Extract all of the entries and set them down verbatim.
-=-=-=-=-
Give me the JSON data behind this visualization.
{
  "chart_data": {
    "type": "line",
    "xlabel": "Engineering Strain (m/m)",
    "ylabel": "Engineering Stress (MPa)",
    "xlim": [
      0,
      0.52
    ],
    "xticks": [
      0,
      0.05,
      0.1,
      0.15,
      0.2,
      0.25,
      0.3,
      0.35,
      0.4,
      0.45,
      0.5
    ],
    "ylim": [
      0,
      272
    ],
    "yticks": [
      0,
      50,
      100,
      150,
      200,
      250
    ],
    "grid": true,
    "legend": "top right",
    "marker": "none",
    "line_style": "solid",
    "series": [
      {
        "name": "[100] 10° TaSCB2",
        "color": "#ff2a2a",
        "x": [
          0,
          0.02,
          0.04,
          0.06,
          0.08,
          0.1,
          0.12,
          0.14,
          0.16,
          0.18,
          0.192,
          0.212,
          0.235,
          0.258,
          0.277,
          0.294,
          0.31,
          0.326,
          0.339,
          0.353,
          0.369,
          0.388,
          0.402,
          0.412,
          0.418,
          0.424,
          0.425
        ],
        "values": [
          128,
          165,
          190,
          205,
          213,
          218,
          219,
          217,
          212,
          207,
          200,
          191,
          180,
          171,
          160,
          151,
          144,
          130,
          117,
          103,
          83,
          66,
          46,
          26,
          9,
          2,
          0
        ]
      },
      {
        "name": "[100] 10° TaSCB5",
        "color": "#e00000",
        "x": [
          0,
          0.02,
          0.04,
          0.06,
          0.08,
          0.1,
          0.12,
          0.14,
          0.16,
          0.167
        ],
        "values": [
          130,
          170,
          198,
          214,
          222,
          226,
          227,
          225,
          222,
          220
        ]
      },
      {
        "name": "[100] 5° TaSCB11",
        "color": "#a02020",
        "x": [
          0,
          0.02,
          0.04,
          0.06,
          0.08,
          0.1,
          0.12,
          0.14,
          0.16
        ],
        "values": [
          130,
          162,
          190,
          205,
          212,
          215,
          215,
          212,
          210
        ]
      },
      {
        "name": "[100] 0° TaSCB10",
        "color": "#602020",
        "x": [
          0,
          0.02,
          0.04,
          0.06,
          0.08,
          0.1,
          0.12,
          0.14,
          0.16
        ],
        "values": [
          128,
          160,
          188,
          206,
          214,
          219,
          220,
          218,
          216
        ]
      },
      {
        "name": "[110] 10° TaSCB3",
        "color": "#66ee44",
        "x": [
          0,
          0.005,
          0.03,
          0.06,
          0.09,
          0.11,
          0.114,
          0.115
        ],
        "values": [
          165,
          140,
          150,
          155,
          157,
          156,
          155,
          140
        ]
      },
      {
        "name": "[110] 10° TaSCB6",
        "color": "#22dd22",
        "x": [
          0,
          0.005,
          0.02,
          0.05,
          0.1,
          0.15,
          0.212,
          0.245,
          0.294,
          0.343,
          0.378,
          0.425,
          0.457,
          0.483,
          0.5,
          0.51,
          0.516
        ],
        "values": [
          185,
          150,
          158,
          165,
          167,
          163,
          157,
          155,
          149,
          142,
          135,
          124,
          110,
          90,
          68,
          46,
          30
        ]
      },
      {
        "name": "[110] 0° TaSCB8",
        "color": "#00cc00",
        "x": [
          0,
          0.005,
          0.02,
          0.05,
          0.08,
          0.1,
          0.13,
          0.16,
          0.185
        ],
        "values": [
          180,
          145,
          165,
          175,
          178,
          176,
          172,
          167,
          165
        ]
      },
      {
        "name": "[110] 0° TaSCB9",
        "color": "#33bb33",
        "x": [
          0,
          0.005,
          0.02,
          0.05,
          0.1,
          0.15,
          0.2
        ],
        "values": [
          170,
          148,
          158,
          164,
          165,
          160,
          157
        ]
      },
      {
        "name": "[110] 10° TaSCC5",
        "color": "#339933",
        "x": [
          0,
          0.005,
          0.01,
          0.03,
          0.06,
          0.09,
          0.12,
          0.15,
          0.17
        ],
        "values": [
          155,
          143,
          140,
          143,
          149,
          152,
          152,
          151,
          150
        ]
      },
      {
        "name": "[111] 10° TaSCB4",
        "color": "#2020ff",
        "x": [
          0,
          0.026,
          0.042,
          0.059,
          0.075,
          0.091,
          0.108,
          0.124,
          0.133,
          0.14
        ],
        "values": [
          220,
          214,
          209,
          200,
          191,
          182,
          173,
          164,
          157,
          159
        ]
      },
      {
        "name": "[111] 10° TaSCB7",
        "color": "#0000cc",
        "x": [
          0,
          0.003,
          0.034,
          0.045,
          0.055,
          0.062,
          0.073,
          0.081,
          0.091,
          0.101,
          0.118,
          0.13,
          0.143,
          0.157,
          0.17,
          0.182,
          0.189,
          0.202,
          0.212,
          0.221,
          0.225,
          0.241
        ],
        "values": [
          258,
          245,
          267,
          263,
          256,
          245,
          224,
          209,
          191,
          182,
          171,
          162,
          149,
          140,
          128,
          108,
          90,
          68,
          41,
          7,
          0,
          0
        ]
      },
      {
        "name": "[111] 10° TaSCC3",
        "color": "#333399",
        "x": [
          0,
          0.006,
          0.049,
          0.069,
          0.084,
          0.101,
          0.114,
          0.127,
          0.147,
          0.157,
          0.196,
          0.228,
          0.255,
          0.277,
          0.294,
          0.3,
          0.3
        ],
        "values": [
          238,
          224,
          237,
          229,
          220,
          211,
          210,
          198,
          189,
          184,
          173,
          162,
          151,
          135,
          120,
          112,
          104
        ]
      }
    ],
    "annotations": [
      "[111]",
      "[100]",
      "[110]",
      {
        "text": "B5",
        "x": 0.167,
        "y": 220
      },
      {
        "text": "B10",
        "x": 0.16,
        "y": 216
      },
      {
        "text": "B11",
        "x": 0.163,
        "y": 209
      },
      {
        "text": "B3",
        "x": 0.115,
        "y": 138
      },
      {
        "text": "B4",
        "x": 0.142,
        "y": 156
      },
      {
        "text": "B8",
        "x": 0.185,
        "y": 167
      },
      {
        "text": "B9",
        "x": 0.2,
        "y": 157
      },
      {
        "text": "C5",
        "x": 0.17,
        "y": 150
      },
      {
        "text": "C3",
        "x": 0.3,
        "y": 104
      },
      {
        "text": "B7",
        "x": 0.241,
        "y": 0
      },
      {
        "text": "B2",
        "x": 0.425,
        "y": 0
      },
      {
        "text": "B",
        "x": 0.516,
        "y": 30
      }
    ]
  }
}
-=-=-=-=-
= Solution to the problem =
Give me the JSON data behind this visualization.
{
  "chart_data": {
    "type": "line",
    "xlabel": "Engineering Strain (m/m)",
    "ylabel": "Engineering Stress (MPa)",
    "xlim": [
      0,
      0.52
    ],
    "xticks": [
      0,
      0.05,
      0.1,
      0.15,
      0.2,
      0.25,
      0.3,
      0.35,
      0.4,
      0.45,
      0.5
    ],
    "ylim": [
      0,
      272
    ],
    "yticks": [
      0,
      50,
      100,
      150,
      200,
      250
    ],
    "grid": true,
    "legend": "top right",
    "marker": "none",
    "line_style": "solid",
    "series": [
      {
        "name": "[100] 10° TaSCB2",
        "color": "#ff2a2a",
        "x": [
          0,
          0.02,
          0.04,
          0.06,
          0.08,
          0.1,
          0.12,
          0.14,
          0.16,
          0.18,
          0.192,
          0.212,
          0.235,
          0.258,
          0.277,
          0.294,
          0.31,
          0.326,
          0.339,
          0.353,
          0.369,
          0.388,
          0.402,
          0.412,
          0.418,
          0.424,
          0.425
        ],
        "values": [
          128,
          165,
          190,
          205,
          213,
          218,
          219,
          217,
          212,
          207,
          200,
          191,
          180,
          171,
          160,
          151,
          144,
          130,
          117,
          103,
          83,
          66,
          46,
          26,
          9,
          2,
          0
        ]
      },
      {
        "name": "[100] 10° TaSCB5",
        "color": "#e00000",
        "x": [
          0,
          0.02,
          0.04,
          0.06,
          0.08,
          0.1,
          0.12,
          0.14,
          0.16,
          0.167
        ],
        "values": [
          130,
          170,
          198,
          214,
          222,
          226,
          227,
          225,
          222,
          220
        ]
      },
      {
        "name": "[100] 5° TaSCB11",
        "color": "#a02020",
        "x": [
          0,
          0.02,
          0.04,
          0.06,
          0.08,
          0.1,
          0.12,
          0.14,
          0.16
        ],
        "values": [
          130,
          162,
          190,
          205,
          212,
          215,
          215,
          212,
          210
        ]
      },
      {
        "name": "[100] 0° TaSCB10",
        "color": "#602020",
        "x": [
          0,
          0.02,
          0.04,
          0.06,
          0.08,
          0.1,
          0.12,
          0.14,
          0.16
        ],
        "values": [
          128,
          160,
          188,
          206,
          214,
          219,
          220,
          218,
          216
        ]
      },
      {
        "name": "[110] 10° TaSCB3",
        "color": "#66ee44",
        "x": [
          0,
          0.005,
          0.03,
          0.06,
          0.09,
          0.11,
          0.114,
          0.115
        ],
        "values": [
          165,
          140,
          150,
          155,
          157,
          156,
          155,
          140
        ]
      },
      {
        "name": "[110] 10° TaSCB6",
        "color": "#22dd22",
        "x": [
          0,
          0.005,
          0.02,
          0.05,
          0.1,
          0.15,
          0.212,
          0.245,
          0.294,
          0.343,
          0.378,
          0.425,
          0.457,
          0.483,
          0.5,
          0.51,
          0.516
        ],
        "values": [
          185,
          150,
          158,
          165,
          167,
          163,
          157,
          155,
          149,
          142,
          135,
          124,
          110,
          90,
          68,
          46,
          30
        ]
      },
      {
        "name": "[110] 0° TaSCB8",
        "color": "#00cc00",
        "x": [
          0,
          0.005,
          0.02,
          0.05,
          0.08,
          0.1,
          0.13,
          0.16,
          0.185
        ],
        "values": [
          180,
          145,
          165,
          175,
          178,
          176,
          172,
          167,
          165
        ]
      },
      {
        "name": "[110] 0° TaSCB9",
        "color": "#33bb33",
        "x": [
          0,
          0.005,
          0.02,
          0.05,
          0.1,
          0.15,
          0.2
        ],
        "values": [
          170,
          148,
          158,
          164,
          165,
          160,
          157
        ]
      },
      {
        "name": "[110] 10° TaSCC5",
        "color": "#339933",
        "x": [
          0,
          0.005,
          0.01,
          0.03,
          0.06,
          0.09,
          0.12,
          0.15,
          0.17
        ],
        "values": [
          155,
          143,
          140,
          143,
          149,
          152,
          152,
          151,
          150
        ]
      },
      {
        "name": "[111] 10° TaSCB4",
        "color": "#2020ff",
        "x": [
          0,
          0.026,
          0.042,
          0.059,
          0.075,
          0.091,
          0.108,
          0.124,
          0.133,
          0.14
        ],
        "values": [
          220,
          214,
          209,
          200,
          191,
          182,
          173,
          164,
          157,
          159
        ]
      },
      {
        "name": "[111] 10° TaSCB7",
        "color": "#0000cc",
        "x": [
          0,
          0.003,
          0.034,
          0.045,
          0.055,
          0.062,
          0.073,
          0.081,
          0.091,
          0.101,
          0.118,
          0.13,
          0.143,
          0.157,
          0.17,
          0.182,
          0.189,
          0.202,
          0.212,
          0.221,
          0.225,
          0.241
        ],
        "values": [
          258,
          245,
          267,
          263,
          256,
          245,
          224,
          209,
          191,
          182,
          171,
          162,
          149,
          140,
          128,
          108,
          90,
          68,
          41,
          7,
          0,
          0
        ]
      },
      {
        "name": "[111] 10° TaSCC3",
        "color": "#333399",
        "x": [
          0,
          0.006,
          0.049,
          0.069,
          0.084,
          0.101,
          0.114,
          0.127,
          0.147,
          0.157,
          0.196,
          0.228,
          0.255,
          0.277,
          0.294,
          0.3,
          0.3
        ],
        "values": [
          238,
          224,
          237,
          229,
          220,
          211,
          210,
          198,
          189,
          184,
          173,
          162,
          151,
          135,
          120,
          112,
          104
        ]
      }
    ],
    "annotations": [
      "[111]",
      "[100]",
      "[110]",
      {
        "text": "B5",
        "x": 0.167,
        "y": 220
      },
      {
        "text": "B10",
        "x": 0.16,
        "y": 216
      },
      {
        "text": "B11",
        "x": 0.163,
        "y": 209
      },
      {
        "text": "B3",
        "x": 0.115,
        "y": 138
      },
      {
        "text": "B4",
        "x": 0.142,
        "y": 156
      },
      {
        "text": "B8",
        "x": 0.185,
        "y": 167
      },
      {
        "text": "B9",
        "x": 0.2,
        "y": 157
      },
      {
        "text": "C5",
        "x": 0.17,
        "y": 150
      },
      {
        "text": "C3",
        "x": 0.3,
        "y": 104
      },
      {
        "text": "B7",
        "x": 0.241,
        "y": 0
      },
      {
        "text": "B2",
        "x": 0.425,
        "y": 0
      },
      {
        "text": "B",
        "x": 0.516,
        "y": 30
      }
    ]
  }
}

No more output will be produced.